### What is needed:
Reproduce the lines below without any change, beginning with the line that contains "Segment this screenshot: for" and continuing through the line that contains "node-courier: 交付快递公司: [198, 298, 324, 402]", with both of those lines included.

### Data for this task:
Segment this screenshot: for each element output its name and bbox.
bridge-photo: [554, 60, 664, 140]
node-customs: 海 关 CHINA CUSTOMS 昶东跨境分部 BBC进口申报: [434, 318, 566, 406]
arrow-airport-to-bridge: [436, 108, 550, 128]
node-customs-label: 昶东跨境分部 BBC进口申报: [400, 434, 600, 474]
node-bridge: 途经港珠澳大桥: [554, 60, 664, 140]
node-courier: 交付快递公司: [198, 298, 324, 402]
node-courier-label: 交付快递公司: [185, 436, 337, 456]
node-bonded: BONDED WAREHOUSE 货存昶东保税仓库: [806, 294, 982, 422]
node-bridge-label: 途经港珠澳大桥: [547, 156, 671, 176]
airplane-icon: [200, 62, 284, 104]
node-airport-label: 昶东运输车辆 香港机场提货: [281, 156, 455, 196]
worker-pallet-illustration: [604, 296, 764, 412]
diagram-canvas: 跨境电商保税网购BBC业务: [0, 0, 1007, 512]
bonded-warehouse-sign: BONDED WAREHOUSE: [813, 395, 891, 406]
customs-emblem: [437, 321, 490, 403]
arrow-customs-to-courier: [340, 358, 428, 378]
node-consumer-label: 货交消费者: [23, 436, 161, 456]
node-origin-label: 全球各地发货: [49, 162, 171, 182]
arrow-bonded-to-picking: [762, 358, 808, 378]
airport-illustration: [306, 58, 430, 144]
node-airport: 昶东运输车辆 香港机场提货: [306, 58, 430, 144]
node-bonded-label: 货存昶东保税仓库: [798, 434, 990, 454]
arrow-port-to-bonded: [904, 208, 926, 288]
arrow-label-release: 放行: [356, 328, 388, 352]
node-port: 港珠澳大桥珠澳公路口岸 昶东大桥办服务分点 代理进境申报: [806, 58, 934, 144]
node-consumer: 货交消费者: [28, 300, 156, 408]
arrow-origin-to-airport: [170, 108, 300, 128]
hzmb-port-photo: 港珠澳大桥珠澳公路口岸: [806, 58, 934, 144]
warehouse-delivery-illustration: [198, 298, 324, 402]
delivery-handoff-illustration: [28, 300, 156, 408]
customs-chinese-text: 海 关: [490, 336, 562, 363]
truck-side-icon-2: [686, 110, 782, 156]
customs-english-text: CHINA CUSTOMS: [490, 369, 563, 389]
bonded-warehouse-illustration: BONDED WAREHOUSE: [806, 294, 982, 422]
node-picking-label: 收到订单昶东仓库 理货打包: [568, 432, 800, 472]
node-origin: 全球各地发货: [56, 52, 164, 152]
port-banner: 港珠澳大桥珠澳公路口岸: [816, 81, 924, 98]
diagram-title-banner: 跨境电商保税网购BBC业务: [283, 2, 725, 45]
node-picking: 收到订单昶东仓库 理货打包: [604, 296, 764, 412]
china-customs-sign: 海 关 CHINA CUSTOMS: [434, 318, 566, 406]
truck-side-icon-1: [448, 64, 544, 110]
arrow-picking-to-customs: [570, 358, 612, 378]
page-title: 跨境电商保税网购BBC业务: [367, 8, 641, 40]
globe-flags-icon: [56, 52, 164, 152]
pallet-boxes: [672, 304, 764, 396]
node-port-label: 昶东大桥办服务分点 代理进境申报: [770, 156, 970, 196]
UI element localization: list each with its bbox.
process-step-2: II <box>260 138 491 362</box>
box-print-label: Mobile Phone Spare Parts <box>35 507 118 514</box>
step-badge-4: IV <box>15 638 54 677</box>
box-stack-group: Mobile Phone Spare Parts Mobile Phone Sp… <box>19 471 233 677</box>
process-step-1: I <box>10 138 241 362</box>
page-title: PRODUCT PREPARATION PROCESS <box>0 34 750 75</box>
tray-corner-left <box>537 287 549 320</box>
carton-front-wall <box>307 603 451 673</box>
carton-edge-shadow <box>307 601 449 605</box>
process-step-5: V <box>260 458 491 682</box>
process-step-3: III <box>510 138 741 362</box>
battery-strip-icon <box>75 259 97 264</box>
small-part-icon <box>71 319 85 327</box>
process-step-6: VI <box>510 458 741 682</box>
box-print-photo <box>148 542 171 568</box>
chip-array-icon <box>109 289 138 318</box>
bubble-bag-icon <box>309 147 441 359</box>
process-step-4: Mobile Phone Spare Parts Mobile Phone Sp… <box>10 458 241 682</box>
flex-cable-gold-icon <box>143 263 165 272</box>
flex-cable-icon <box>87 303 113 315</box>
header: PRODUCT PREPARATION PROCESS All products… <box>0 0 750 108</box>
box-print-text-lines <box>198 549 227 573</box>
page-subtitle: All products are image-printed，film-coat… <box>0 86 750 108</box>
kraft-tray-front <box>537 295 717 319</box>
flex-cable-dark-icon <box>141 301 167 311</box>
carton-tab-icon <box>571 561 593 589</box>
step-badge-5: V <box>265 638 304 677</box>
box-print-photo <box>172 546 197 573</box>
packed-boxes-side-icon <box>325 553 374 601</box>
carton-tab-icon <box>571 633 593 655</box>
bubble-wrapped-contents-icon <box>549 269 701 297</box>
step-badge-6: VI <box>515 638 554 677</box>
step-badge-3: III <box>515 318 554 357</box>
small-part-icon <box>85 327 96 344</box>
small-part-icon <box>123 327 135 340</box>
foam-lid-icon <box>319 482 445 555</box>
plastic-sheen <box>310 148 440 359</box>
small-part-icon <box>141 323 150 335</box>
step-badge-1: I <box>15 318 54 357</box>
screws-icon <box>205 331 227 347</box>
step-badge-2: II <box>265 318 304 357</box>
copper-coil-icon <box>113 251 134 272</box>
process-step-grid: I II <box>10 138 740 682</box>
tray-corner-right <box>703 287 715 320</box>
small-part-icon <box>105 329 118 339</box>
---
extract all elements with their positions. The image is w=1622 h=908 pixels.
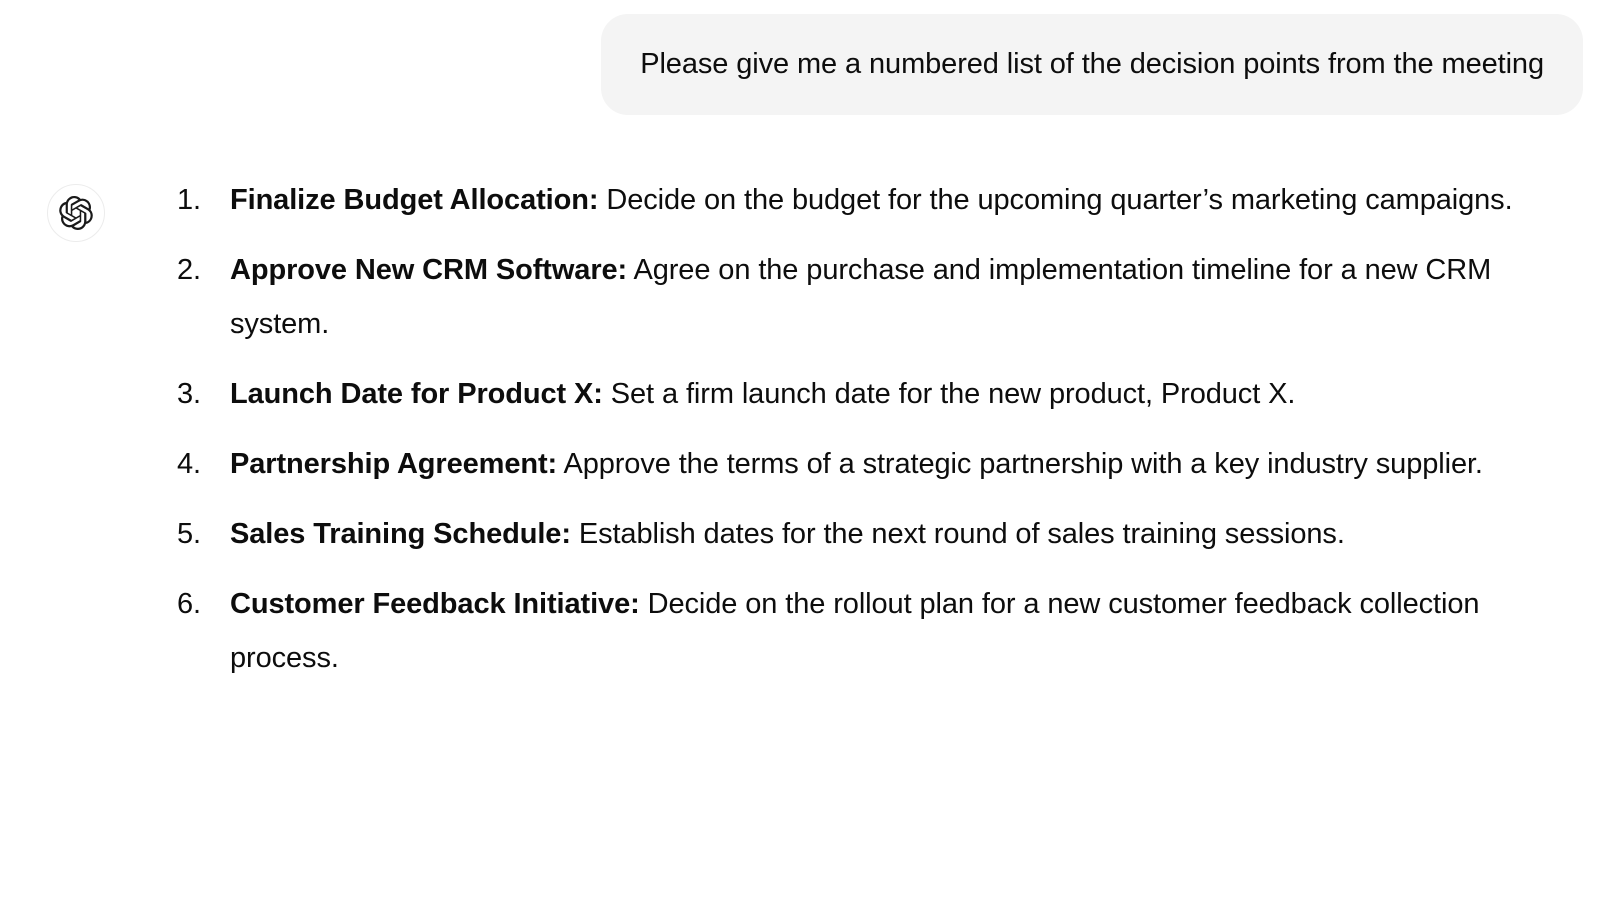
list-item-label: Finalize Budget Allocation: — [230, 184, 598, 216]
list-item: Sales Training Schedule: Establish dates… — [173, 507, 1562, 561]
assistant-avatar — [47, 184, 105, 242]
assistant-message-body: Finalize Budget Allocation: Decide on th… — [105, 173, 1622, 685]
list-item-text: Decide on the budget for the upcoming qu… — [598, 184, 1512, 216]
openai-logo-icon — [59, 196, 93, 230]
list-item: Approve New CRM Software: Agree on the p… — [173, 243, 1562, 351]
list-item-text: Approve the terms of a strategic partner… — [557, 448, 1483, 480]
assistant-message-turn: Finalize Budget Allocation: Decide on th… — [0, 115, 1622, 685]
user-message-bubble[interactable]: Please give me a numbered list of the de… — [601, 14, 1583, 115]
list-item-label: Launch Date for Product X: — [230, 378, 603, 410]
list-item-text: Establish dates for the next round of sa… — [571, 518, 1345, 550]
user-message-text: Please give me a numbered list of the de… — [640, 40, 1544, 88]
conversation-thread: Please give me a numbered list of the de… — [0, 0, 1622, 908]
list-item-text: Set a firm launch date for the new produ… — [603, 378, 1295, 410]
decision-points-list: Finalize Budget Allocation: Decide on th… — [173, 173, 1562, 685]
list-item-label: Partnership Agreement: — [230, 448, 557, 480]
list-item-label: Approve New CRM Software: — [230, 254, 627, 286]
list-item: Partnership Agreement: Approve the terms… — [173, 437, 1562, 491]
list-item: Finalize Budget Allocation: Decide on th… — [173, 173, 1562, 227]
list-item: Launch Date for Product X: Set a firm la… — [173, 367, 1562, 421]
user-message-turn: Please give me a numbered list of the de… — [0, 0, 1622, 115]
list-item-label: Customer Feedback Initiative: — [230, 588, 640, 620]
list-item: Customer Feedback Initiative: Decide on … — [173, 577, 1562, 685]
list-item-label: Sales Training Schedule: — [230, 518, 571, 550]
==
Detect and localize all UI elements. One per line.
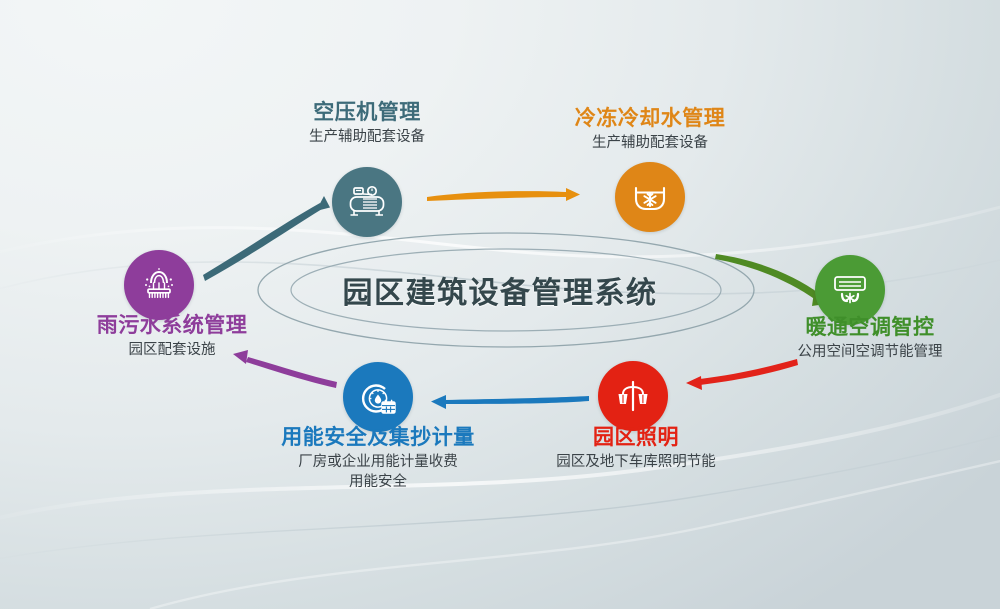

### Written answer:
Segment this screenshot: for each element output its name and bbox.
bridge-photo: [554, 60, 664, 140]
node-customs: 海 关 CHINA CUSTOMS 昶东跨境分部 BBC进口申报: [434, 318, 566, 406]
arrow-airport-to-bridge: [436, 108, 550, 128]
node-customs-label: 昶东跨境分部 BBC进口申报: [400, 434, 600, 474]
node-bridge: 途经港珠澳大桥: [554, 60, 664, 140]
node-courier: 交付快递公司: [198, 298, 324, 402]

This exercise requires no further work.